## Task
Set the listing down unchanged, minus every embedded image.

▶

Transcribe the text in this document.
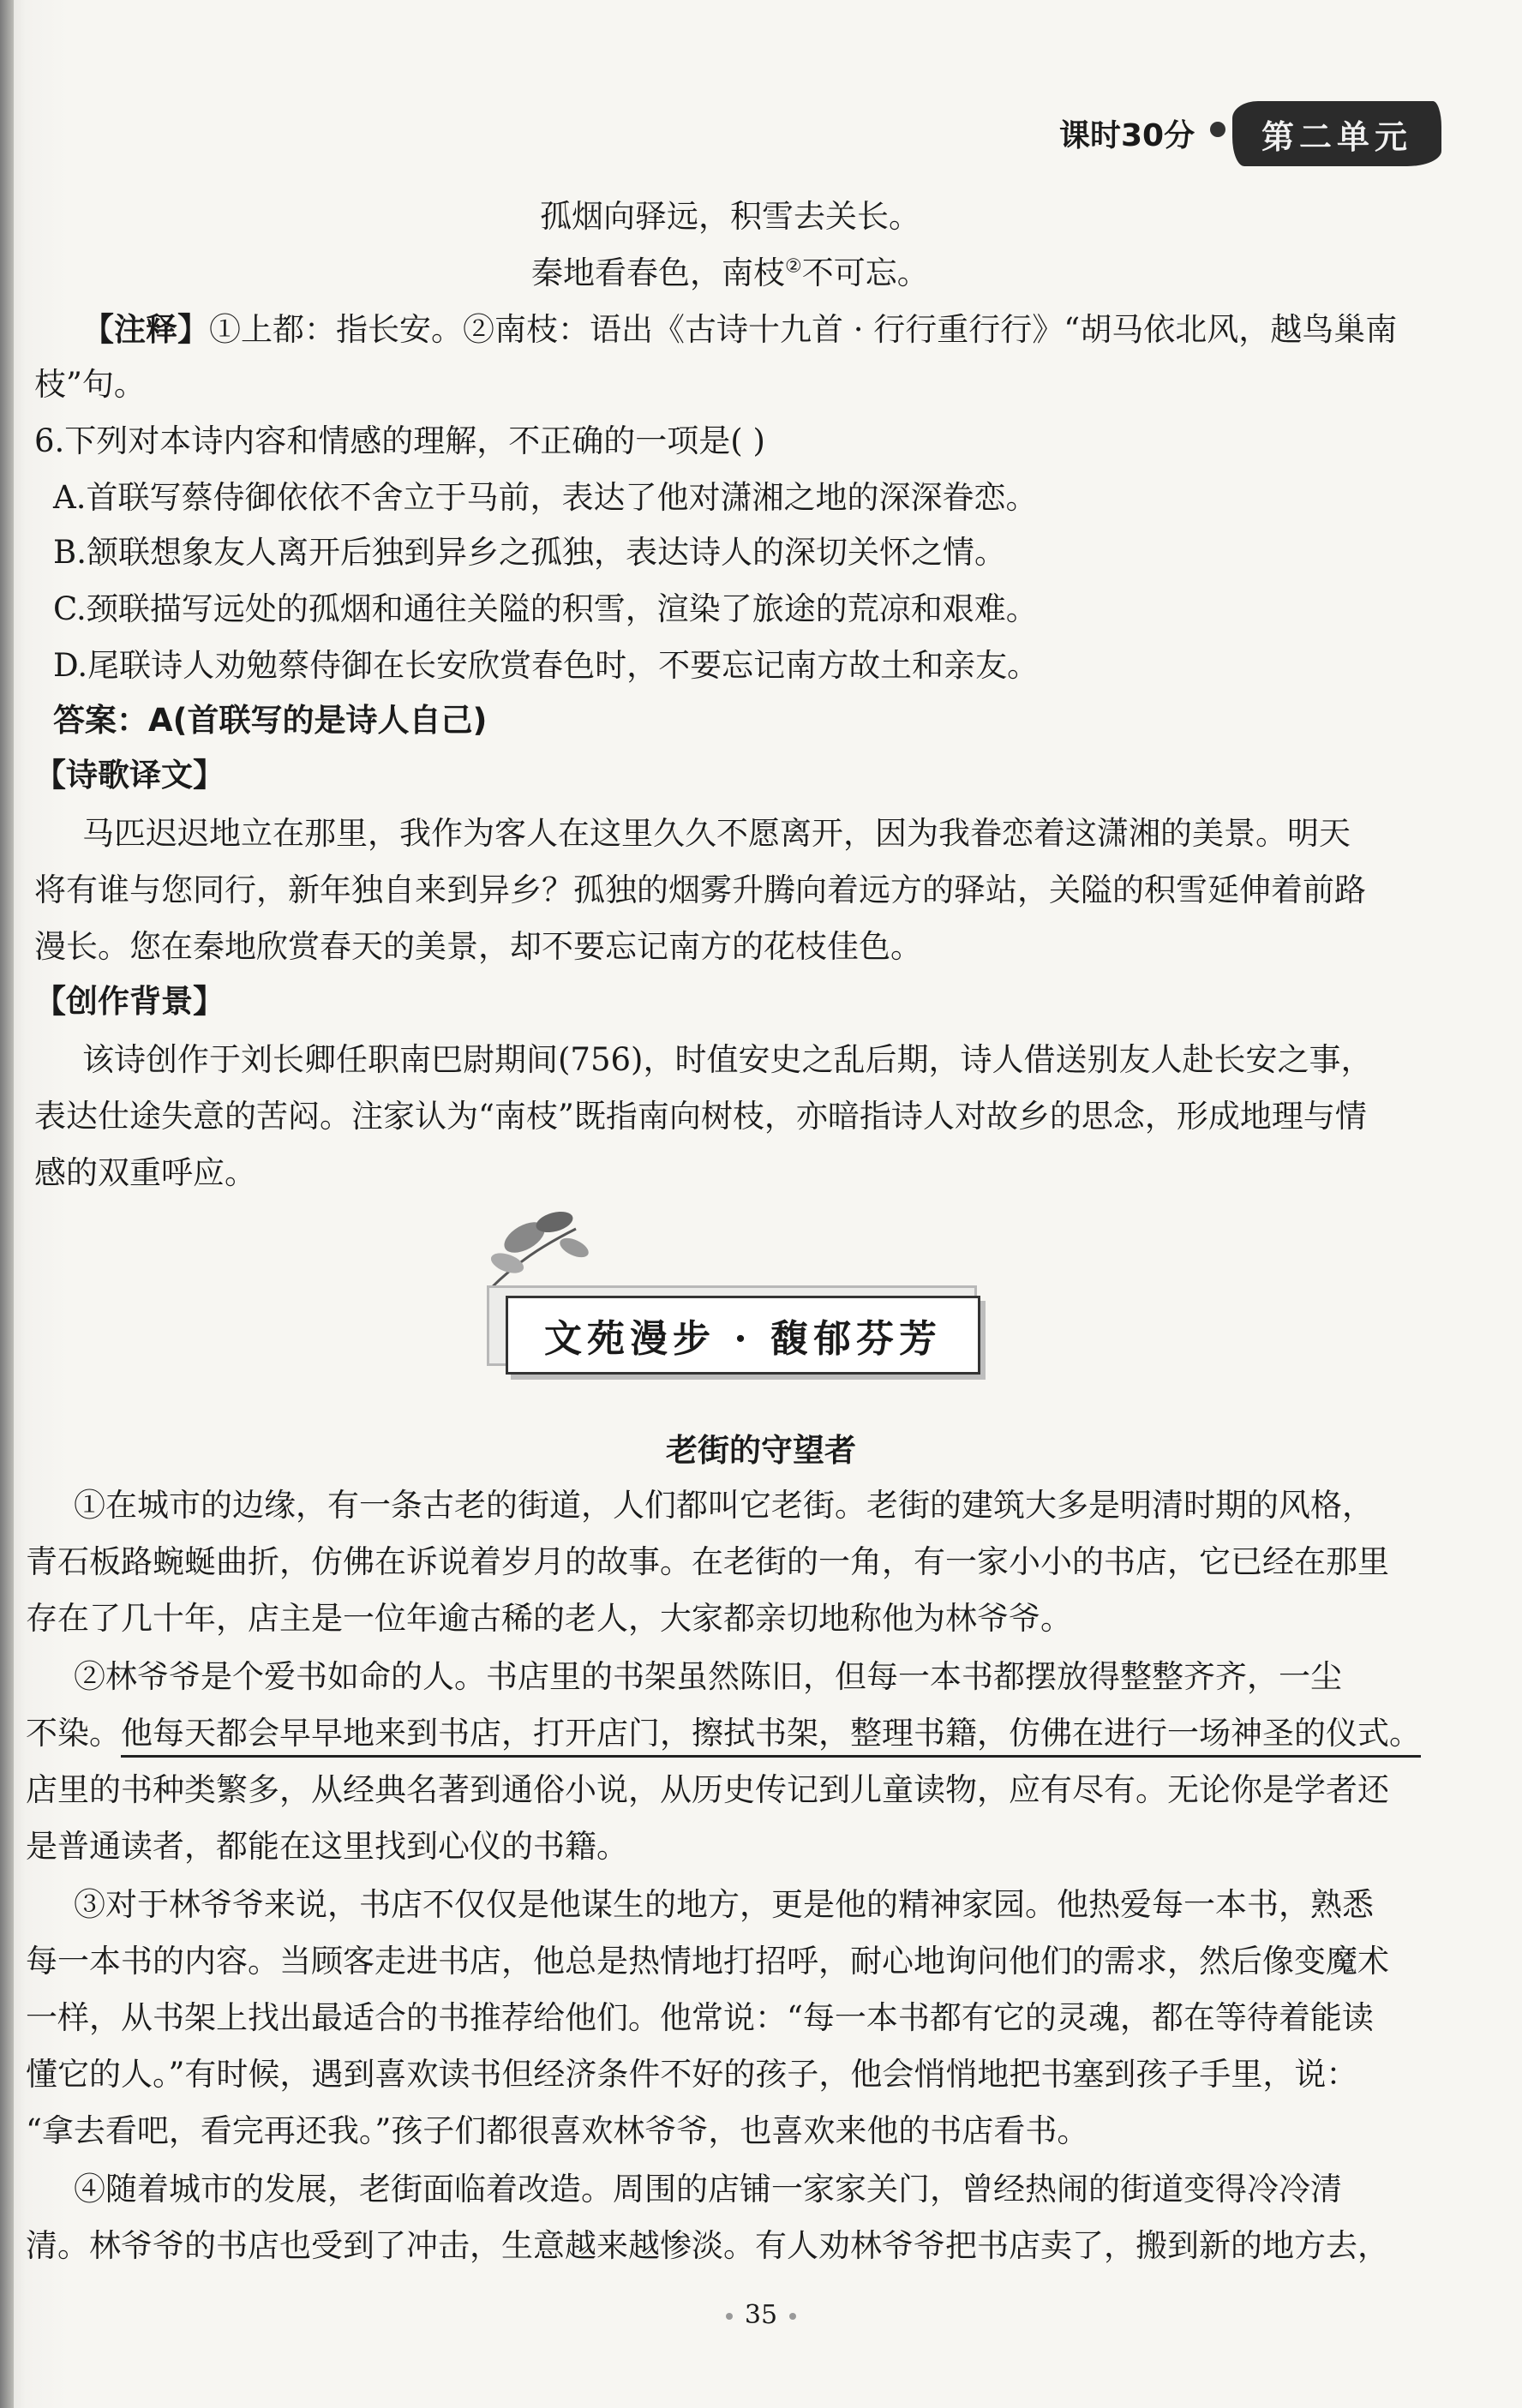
课时30分	第二单元
孤烟向驿远，积雪去关长。
秦地看春色，南枝②不可忘。
【注释】①上都：指长安。②南枝：语出《古诗十九首 · 行行重行行》“胡马依北风，越鸟巢南
枝”句。
6.下列对本诗内容和情感的理解，不正确的一项是( )
A.首联写蔡侍御依依不舍立于马前，表达了他对潇湘之地的深深眷恋。
B.颔联想象友人离开后独到异乡之孤独，表达诗人的深切关怀之情。
C.颈联描写远处的孤烟和通往关隘的积雪，渲染了旅途的荒凉和艰难。
D.尾联诗人劝勉蔡侍御在长安欣赏春色时，不要忘记南方故土和亲友。
答案：A(首联写的是诗人自己)
【诗歌译文】
马匹迟迟地立在那里，我作为客人在这里久久不愿离开，因为我眷恋着这潇湘的美景。明天
将有谁与您同行，新年独自来到异乡？孤独的烟雾升腾向着远方的驿站，关隘的积雪延伸着前路
漫长。您在秦地欣赏春天的美景，却不要忘记南方的花枝佳色。
【创作背景】
该诗创作于刘长卿任职南巴尉期间(756)，时值安史之乱后期，诗人借送别友人赴长安之事，
表达仕途失意的苦闷。注家认为“南枝”既指南向树枝，亦暗指诗人对故乡的思念，形成地理与情
感的双重呼应。
文苑漫步 · 馥郁芬芳
老街的守望者
①在城市的边缘，有一条古老的街道，人们都叫它老街。老街的建筑大多是明清时期的风格，
青石板路蜿蜒曲折，仿佛在诉说着岁月的故事。在老街的一角，有一家小小的书店，它已经在那里
存在了几十年，店主是一位年逾古稀的老人，大家都亲切地称他为林爷爷。
②林爷爷是个爱书如命的人。书店里的书架虽然陈旧，但每一本书都摆放得整整齐齐，一尘
不染。他每天都会早早地来到书店，打开店门，擦拭书架，整理书籍，仿佛在进行一场神圣的仪式。
店里的书种类繁多，从经典名著到通俗小说，从历史传记到儿童读物，应有尽有。无论你是学者还
是普通读者，都能在这里找到心仪的书籍。
③对于林爷爷来说，书店不仅仅是他谋生的地方，更是他的精神家园。他热爱每一本书，熟悉
每一本书的内容。当顾客走进书店，他总是热情地打招呼，耐心地询问他们的需求，然后像变魔术
一样，从书架上找出最适合的书推荐给他们。他常说：“每一本书都有它的灵魂，都在等待着能读
懂它的人。”有时候，遇到喜欢读书但经济条件不好的孩子，他会悄悄地把书塞到孩子手里，说：
“拿去看吧，看完再还我。”孩子们都很喜欢林爷爷，也喜欢来他的书店看书。
④随着城市的发展，老街面临着改造。周围的店铺一家家关门，曾经热闹的街道变得冷冷清
清。林爷爷的书店也受到了冲击，生意越来越惨淡。有人劝林爷爷把书店卖了，搬到新的地方去，
35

◀

## Full answer
Transcribe the text in this document.
课时30分	第二单元
孤烟向驿远，积雪去关长。
秦地看春色，南枝②不可忘。
【注释】①上都：指长安。②南枝：语出《古诗十九首 · 行行重行行》“胡马依北风，越鸟巢南
枝”句。
6.下列对本诗内容和情感的理解，不正确的一项是( )
A.首联写蔡侍御依依不舍立于马前，表达了他对潇湘之地的深深眷恋。
B.颔联想象友人离开后独到异乡之孤独，表达诗人的深切关怀之情。
C.颈联描写远处的孤烟和通往关隘的积雪，渲染了旅途的荒凉和艰难。
D.尾联诗人劝勉蔡侍御在长安欣赏春色时，不要忘记南方故土和亲友。
答案：A(首联写的是诗人自己)
【诗歌译文】
马匹迟迟地立在那里，我作为客人在这里久久不愿离开，因为我眷恋着这潇湘的美景。明天
将有谁与您同行，新年独自来到异乡？孤独的烟雾升腾向着远方的驿站，关隘的积雪延伸着前路
漫长。您在秦地欣赏春天的美景，却不要忘记南方的花枝佳色。
【创作背景】
该诗创作于刘长卿任职南巴尉期间(756)，时值安史之乱后期，诗人借送别友人赴长安之事，
表达仕途失意的苦闷。注家认为“南枝”既指南向树枝，亦暗指诗人对故乡的思念，形成地理与情
感的双重呼应。
文苑漫步 · 馥郁芬芳
老街的守望者
①在城市的边缘，有一条古老的街道，人们都叫它老街。老街的建筑大多是明清时期的风格，
青石板路蜿蜒曲折，仿佛在诉说着岁月的故事。在老街的一角，有一家小小的书店，它已经在那里
存在了几十年，店主是一位年逾古稀的老人，大家都亲切地称他为林爷爷。
②林爷爷是个爱书如命的人。书店里的书架虽然陈旧，但每一本书都摆放得整整齐齐，一尘
不染。他每天都会早早地来到书店，打开店门，擦拭书架，整理书籍，仿佛在进行一场神圣的仪式。
店里的书种类繁多，从经典名著到通俗小说，从历史传记到儿童读物，应有尽有。无论你是学者还
是普通读者，都能在这里找到心仪的书籍。
③对于林爷爷来说，书店不仅仅是他谋生的地方，更是他的精神家园。他热爱每一本书，熟悉
每一本书的内容。当顾客走进书店，他总是热情地打招呼，耐心地询问他们的需求，然后像变魔术
一样，从书架上找出最适合的书推荐给他们。他常说：“每一本书都有它的灵魂，都在等待着能读
懂它的人。”有时候，遇到喜欢读书但经济条件不好的孩子，他会悄悄地把书塞到孩子手里，说：
“拿去看吧，看完再还我。”孩子们都很喜欢林爷爷，也喜欢来他的书店看书。
④随着城市的发展，老街面临着改造。周围的店铺一家家关门，曾经热闹的街道变得冷冷清
清。林爷爷的书店也受到了冲击，生意越来越惨淡。有人劝林爷爷把书店卖了，搬到新的地方去，
35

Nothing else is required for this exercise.